Stored data
•••

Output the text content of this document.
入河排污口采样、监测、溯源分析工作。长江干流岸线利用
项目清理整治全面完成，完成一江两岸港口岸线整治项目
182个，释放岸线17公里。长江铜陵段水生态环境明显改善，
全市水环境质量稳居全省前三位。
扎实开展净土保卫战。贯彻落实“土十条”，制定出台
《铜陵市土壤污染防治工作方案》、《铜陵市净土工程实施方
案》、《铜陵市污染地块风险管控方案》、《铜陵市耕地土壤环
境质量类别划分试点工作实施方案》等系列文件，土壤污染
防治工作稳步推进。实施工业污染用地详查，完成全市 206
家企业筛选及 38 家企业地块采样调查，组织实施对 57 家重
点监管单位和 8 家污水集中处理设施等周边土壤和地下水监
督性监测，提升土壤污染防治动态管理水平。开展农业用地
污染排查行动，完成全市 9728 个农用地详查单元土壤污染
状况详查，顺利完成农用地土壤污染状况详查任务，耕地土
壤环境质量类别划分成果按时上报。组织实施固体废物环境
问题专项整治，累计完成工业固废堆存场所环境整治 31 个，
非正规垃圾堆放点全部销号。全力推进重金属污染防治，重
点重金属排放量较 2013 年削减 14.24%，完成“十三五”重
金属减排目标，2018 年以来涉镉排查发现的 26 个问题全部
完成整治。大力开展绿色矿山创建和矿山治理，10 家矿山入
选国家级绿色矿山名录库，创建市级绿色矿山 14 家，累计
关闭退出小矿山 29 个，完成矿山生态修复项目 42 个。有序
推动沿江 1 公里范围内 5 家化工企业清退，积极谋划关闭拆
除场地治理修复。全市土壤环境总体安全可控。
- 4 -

•••

**Task details:** Copy the material above verbatim.

**Answer below:**
Output the text content of this document.
入河排污口采样、监测、溯源分析工作。长江干流岸线利用
项目清理整治全面完成，完成一江两岸港口岸线整治项目
182个，释放岸线17公里。长江铜陵段水生态环境明显改善，
全市水环境质量稳居全省前三位。
扎实开展净土保卫战。贯彻落实“土十条”，制定出台
《铜陵市土壤污染防治工作方案》、《铜陵市净土工程实施方
案》、《铜陵市污染地块风险管控方案》、《铜陵市耕地土壤环
境质量类别划分试点工作实施方案》等系列文件，土壤污染
防治工作稳步推进。实施工业污染用地详查，完成全市 206
家企业筛选及 38 家企业地块采样调查，组织实施对 57 家重
点监管单位和 8 家污水集中处理设施等周边土壤和地下水监
督性监测，提升土壤污染防治动态管理水平。开展农业用地
污染排查行动，完成全市 9728 个农用地详查单元土壤污染
状况详查，顺利完成农用地土壤污染状况详查任务，耕地土
壤环境质量类别划分成果按时上报。组织实施固体废物环境
问题专项整治，累计完成工业固废堆存场所环境整治 31 个，
非正规垃圾堆放点全部销号。全力推进重金属污染防治，重
点重金属排放量较 2013 年削减 14.24%，完成“十三五”重
金属减排目标，2018 年以来涉镉排查发现的 26 个问题全部
完成整治。大力开展绿色矿山创建和矿山治理，10 家矿山入
选国家级绿色矿山名录库，创建市级绿色矿山 14 家，累计
关闭退出小矿山 29 个，完成矿山生态修复项目 42 个。有序
推动沿江 1 公里范围内 5 家化工企业清退，积极谋划关闭拆
除场地治理修复。全市土壤环境总体安全可控。
- 4 -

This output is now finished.